→ **LISTING**:

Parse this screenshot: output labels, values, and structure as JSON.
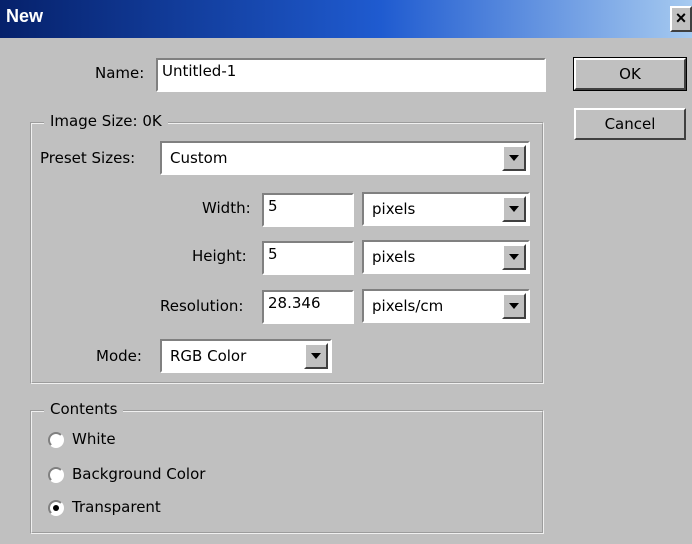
{
  "window": {
    "title": "New",
    "close_glyph": "×"
  },
  "name": {
    "label": "Name:",
    "value": "Untitled-1"
  },
  "buttons": {
    "ok": "OK",
    "cancel": "Cancel"
  },
  "image_size": {
    "title": "Image Size: 0K",
    "preset": {
      "label": "Preset Sizes:",
      "value": "Custom"
    },
    "width": {
      "label": "Width:",
      "value": "5",
      "unit": "pixels"
    },
    "height": {
      "label": "Height:",
      "value": "5",
      "unit": "pixels"
    },
    "resolution": {
      "label": "Resolution:",
      "value": "28.346",
      "unit": "pixels/cm"
    },
    "mode": {
      "label": "Mode:",
      "value": "RGB Color"
    }
  },
  "contents": {
    "title": "Contents",
    "options": [
      {
        "label": "White",
        "selected": false
      },
      {
        "label": "Background Color",
        "selected": false
      },
      {
        "label": "Transparent",
        "selected": true
      }
    ]
  },
  "icons": {
    "close": "close-icon",
    "dropdown": "chevron-down-icon"
  }
}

→ **BRIEF**:
Copy out all the records exactly, excluding pictures.

→ **FULL ANSWER**:
Parse this screenshot: output labels, values, and structure as JSON.
{
  "window": {
    "title": "New",
    "close_glyph": "×"
  },
  "name": {
    "label": "Name:",
    "value": "Untitled-1"
  },
  "buttons": {
    "ok": "OK",
    "cancel": "Cancel"
  },
  "image_size": {
    "title": "Image Size: 0K",
    "preset": {
      "label": "Preset Sizes:",
      "value": "Custom"
    },
    "width": {
      "label": "Width:",
      "value": "5",
      "unit": "pixels"
    },
    "height": {
      "label": "Height:",
      "value": "5",
      "unit": "pixels"
    },
    "resolution": {
      "label": "Resolution:",
      "value": "28.346",
      "unit": "pixels/cm"
    },
    "mode": {
      "label": "Mode:",
      "value": "RGB Color"
    }
  },
  "contents": {
    "title": "Contents",
    "options": [
      {
        "label": "White",
        "selected": false
      },
      {
        "label": "Background Color",
        "selected": false
      },
      {
        "label": "Transparent",
        "selected": true
      }
    ]
  },
  "icons": {
    "close": "close-icon",
    "dropdown": "chevron-down-icon"
  }
}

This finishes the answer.